-- Data entries start --

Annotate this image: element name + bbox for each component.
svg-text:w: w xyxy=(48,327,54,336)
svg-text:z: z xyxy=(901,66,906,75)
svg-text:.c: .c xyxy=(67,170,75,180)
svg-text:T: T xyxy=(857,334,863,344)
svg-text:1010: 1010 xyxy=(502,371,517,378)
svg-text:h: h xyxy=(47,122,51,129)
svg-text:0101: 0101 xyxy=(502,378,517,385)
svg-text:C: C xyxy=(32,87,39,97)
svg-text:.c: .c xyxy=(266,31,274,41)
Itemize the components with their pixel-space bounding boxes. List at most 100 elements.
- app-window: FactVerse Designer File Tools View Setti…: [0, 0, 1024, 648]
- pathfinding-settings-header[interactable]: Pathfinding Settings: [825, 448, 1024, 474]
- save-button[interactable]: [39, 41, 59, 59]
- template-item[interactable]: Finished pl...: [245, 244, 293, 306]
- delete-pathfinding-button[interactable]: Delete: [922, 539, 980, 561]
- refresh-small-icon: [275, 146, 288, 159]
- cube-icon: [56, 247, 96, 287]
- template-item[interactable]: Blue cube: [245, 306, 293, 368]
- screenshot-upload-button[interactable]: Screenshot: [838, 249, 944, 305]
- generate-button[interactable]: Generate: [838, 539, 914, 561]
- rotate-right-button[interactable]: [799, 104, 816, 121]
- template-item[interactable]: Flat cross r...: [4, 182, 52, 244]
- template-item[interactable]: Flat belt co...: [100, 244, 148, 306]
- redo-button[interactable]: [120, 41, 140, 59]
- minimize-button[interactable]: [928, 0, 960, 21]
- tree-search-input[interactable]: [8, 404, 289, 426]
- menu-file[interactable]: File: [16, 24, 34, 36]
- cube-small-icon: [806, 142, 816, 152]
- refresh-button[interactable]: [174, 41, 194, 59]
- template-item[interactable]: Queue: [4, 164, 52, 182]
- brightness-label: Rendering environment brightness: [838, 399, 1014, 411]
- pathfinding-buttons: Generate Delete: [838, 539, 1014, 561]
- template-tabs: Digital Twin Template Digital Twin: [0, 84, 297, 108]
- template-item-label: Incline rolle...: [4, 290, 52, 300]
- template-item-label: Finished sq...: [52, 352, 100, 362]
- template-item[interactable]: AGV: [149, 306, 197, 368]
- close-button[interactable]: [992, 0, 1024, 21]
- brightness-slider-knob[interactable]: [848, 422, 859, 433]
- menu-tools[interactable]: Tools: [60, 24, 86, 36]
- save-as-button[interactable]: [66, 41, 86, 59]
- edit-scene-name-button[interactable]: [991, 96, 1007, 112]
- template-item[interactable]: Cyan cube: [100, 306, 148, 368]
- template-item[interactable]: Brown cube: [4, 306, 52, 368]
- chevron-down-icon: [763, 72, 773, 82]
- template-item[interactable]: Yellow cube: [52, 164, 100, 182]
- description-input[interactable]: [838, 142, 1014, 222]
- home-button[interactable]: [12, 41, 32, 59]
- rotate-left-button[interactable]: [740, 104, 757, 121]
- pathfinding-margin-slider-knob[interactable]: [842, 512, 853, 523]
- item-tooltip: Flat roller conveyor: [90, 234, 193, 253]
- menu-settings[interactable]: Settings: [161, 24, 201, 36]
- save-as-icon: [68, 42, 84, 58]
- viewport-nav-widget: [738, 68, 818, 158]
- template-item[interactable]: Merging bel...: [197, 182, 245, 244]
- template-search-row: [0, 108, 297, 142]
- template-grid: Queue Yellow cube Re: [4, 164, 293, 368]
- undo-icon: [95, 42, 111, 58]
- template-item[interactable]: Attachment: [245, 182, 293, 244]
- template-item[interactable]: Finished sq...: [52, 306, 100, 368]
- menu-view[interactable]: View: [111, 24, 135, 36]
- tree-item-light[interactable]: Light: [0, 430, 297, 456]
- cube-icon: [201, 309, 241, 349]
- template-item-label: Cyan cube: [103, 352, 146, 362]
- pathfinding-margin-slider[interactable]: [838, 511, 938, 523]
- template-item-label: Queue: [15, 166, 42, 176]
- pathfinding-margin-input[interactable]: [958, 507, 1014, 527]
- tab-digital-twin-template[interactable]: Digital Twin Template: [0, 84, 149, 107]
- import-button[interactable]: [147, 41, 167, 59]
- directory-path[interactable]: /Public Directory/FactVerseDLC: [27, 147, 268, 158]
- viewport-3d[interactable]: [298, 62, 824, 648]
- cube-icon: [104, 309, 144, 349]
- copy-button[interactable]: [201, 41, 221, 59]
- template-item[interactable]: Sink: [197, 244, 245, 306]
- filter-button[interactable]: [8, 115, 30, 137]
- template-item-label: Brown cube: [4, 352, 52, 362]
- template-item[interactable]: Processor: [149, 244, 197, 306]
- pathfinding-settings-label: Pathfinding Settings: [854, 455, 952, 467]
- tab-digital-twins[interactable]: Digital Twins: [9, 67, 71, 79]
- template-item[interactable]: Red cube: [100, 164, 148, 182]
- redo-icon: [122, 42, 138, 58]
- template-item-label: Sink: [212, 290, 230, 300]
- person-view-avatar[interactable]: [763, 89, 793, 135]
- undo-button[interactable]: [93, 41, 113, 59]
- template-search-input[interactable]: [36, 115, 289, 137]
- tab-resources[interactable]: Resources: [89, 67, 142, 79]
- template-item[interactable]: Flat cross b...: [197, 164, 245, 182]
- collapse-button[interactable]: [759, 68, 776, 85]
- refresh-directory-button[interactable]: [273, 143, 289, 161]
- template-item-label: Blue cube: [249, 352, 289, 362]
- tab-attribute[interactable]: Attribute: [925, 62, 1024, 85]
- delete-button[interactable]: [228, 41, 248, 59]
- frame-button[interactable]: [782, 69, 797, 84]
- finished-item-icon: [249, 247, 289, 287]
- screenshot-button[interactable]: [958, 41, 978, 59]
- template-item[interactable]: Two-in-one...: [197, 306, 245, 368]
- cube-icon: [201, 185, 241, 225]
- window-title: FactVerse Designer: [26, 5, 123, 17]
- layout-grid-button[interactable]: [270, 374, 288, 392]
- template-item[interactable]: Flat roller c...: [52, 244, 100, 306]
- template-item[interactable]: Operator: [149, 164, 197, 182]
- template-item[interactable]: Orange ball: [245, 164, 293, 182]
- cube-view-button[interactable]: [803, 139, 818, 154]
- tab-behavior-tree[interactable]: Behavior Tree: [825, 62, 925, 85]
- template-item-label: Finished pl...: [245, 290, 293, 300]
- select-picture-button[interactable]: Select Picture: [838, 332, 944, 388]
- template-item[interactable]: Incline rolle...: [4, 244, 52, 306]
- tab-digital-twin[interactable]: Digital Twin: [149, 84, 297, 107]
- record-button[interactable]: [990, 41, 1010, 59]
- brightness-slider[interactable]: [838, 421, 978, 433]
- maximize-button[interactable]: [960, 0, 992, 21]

-- Data entries end --

• [Given task]: Count the rows above that contain the string "directory", treating uppercase and lowercase letters as different, and give only the number.

• [Written solution]: 2